Find the lines with "Evaluation" in them and copy them out.

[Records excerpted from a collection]

-- Start --

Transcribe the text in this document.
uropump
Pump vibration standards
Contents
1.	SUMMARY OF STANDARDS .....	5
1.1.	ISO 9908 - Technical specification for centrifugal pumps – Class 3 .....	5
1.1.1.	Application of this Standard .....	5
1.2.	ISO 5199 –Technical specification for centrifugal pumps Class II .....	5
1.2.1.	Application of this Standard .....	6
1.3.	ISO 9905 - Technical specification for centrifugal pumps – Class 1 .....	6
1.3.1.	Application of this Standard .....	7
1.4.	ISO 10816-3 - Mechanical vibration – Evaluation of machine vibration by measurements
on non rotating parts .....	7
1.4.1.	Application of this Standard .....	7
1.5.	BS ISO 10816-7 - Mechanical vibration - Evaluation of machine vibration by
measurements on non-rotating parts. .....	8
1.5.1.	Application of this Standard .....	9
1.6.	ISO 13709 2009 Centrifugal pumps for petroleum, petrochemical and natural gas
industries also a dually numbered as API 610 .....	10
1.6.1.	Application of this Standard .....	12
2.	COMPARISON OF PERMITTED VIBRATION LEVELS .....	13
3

-- End --

** PROBLEM SOLUTION **
1.4.	ISO 10816-3 - Mechanical vibration – Evaluation of machine vibration by measurements
1.5.	BS ISO 10816-7 - Mechanical vibration - Evaluation of machine vibration by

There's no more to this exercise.